INSTRUCTION –
Only a number is wanted: how many lines in the records below contain "maximum"?

(Extracts from a graphics dataset)

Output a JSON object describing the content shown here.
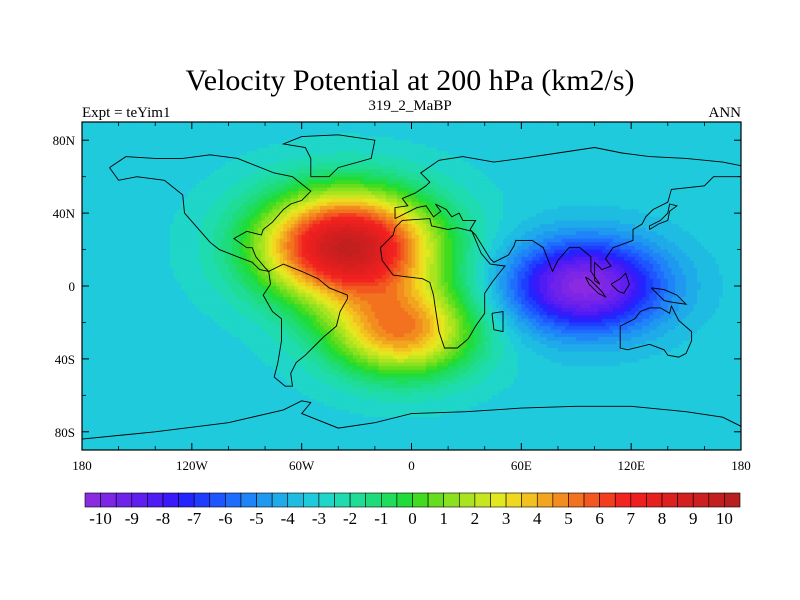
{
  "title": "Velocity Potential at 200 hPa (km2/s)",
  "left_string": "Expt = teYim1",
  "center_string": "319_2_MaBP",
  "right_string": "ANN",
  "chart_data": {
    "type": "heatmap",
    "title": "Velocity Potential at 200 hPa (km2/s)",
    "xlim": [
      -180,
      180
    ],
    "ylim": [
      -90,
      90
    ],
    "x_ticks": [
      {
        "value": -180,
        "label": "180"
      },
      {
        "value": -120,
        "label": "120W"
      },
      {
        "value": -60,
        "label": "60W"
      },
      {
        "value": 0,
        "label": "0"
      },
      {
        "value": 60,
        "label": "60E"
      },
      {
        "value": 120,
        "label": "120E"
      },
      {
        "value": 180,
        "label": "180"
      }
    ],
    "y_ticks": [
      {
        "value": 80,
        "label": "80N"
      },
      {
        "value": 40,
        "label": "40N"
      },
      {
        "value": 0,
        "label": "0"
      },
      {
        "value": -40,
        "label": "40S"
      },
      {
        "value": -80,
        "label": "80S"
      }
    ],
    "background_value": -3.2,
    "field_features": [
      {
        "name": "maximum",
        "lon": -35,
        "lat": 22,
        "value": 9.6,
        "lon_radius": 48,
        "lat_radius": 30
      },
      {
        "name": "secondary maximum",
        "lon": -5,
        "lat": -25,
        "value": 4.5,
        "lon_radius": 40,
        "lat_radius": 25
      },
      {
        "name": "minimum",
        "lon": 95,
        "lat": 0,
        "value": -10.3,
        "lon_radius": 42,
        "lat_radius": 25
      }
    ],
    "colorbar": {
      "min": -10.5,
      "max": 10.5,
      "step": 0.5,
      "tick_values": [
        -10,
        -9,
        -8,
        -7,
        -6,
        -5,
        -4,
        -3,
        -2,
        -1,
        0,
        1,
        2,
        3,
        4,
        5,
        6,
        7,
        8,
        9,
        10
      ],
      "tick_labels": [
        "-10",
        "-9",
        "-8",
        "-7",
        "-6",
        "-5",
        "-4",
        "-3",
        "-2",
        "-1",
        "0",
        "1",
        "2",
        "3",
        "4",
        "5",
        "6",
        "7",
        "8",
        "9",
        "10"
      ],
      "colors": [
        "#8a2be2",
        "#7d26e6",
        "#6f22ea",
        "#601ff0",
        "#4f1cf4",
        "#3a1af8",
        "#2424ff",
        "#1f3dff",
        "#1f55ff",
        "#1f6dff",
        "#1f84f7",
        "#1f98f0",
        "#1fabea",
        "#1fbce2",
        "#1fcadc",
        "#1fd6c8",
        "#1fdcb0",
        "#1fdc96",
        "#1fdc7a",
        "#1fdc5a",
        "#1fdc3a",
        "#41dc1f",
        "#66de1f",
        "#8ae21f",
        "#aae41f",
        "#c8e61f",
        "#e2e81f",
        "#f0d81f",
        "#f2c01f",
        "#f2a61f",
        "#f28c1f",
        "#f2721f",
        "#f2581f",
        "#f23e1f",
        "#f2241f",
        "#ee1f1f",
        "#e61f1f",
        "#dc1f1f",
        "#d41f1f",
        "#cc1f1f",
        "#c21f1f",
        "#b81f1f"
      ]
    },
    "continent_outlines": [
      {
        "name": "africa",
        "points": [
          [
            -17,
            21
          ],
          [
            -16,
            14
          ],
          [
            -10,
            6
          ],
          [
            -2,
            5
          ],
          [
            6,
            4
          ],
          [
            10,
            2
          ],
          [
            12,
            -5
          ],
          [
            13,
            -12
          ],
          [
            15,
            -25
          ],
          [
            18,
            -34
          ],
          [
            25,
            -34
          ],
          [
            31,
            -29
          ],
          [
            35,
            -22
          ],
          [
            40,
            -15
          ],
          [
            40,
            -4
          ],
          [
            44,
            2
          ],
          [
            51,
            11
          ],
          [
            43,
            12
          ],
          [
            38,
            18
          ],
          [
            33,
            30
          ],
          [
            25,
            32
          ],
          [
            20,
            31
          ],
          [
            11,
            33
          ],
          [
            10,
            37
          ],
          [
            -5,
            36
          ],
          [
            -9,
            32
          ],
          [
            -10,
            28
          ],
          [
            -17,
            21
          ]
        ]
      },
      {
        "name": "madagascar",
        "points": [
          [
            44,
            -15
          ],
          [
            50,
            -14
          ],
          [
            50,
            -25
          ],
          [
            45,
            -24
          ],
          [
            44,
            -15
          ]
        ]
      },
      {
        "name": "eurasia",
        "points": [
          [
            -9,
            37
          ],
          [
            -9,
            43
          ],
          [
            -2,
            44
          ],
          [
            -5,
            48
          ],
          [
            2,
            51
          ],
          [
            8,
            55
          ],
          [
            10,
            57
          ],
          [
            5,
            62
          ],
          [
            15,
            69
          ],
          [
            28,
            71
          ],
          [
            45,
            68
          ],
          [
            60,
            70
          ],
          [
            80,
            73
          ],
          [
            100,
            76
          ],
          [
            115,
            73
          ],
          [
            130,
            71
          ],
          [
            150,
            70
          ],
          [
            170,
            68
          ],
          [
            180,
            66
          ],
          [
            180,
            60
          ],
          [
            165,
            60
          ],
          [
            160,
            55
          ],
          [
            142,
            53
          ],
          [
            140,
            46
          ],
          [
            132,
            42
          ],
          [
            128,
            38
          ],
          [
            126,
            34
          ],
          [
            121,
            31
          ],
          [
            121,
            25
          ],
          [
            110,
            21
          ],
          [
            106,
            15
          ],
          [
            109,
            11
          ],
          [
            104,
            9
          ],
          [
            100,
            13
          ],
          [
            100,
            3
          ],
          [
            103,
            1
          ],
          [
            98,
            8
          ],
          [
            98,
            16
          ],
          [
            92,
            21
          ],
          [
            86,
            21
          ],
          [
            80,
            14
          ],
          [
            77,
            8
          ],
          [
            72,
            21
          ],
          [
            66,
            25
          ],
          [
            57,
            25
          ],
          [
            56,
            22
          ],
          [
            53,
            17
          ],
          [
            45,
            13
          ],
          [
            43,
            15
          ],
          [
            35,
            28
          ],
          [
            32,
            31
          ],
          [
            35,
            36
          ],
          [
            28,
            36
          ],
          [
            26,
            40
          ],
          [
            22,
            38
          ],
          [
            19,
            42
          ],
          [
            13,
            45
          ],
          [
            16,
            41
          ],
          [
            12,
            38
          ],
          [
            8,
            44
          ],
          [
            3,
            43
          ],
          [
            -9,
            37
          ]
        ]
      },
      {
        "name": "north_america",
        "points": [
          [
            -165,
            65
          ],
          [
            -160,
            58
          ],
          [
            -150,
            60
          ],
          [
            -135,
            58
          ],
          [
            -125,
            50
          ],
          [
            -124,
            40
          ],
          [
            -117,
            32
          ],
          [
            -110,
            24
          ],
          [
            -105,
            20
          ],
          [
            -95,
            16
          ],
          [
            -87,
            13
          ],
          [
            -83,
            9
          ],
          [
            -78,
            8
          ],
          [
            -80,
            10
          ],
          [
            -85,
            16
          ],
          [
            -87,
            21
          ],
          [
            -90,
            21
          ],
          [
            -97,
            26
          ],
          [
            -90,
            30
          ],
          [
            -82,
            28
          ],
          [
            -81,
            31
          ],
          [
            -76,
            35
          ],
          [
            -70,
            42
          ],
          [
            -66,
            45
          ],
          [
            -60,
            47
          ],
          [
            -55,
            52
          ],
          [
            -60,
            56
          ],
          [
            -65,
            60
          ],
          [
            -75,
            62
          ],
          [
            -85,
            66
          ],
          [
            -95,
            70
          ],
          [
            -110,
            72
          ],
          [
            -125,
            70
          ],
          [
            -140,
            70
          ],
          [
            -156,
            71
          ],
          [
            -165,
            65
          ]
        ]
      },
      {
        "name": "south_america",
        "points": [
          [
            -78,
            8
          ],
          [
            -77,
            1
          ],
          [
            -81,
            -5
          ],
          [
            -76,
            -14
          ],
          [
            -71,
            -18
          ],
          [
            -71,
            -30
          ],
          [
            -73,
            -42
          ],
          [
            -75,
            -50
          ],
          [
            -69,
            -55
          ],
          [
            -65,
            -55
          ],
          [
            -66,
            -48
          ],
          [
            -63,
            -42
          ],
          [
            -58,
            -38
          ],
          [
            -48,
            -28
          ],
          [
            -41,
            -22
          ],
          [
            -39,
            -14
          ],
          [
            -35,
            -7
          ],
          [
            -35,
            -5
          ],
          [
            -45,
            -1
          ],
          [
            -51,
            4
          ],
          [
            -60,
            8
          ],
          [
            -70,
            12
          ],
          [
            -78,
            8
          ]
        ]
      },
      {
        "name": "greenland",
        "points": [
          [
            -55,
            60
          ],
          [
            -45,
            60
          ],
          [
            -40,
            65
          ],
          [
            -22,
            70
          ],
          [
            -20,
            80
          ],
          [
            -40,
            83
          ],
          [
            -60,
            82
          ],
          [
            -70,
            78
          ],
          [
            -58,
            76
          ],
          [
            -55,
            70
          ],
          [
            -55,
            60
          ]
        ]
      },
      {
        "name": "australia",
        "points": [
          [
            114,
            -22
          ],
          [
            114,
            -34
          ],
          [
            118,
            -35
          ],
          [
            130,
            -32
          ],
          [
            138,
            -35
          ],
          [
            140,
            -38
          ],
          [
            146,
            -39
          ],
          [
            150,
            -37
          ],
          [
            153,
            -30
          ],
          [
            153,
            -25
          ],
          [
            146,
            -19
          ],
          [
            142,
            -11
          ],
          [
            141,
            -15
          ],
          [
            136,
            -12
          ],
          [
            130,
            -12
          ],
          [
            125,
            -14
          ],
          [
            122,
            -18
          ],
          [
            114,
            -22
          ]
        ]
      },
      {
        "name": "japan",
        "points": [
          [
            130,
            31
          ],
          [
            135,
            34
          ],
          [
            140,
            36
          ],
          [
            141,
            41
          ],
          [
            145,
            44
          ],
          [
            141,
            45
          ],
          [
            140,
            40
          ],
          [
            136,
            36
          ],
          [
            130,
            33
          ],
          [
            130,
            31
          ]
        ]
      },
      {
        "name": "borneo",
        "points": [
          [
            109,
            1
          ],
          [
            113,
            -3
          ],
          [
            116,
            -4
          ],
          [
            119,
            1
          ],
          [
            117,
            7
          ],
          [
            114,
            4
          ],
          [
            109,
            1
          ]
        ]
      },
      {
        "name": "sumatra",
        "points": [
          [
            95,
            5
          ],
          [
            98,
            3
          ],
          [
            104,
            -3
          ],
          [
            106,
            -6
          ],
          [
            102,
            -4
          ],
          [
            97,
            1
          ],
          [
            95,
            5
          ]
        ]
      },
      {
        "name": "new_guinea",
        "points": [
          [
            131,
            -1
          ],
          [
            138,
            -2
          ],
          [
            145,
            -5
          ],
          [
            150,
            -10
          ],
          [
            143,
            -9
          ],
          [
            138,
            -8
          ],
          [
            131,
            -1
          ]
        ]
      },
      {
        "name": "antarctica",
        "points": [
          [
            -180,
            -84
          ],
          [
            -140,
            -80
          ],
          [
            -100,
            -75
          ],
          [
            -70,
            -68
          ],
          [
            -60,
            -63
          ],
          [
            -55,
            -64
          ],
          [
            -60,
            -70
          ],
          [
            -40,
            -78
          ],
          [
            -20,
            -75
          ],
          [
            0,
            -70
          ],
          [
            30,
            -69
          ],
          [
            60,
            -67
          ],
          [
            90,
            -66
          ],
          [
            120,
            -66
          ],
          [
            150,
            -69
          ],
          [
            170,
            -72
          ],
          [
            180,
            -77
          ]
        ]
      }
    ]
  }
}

TASK RESULT –
2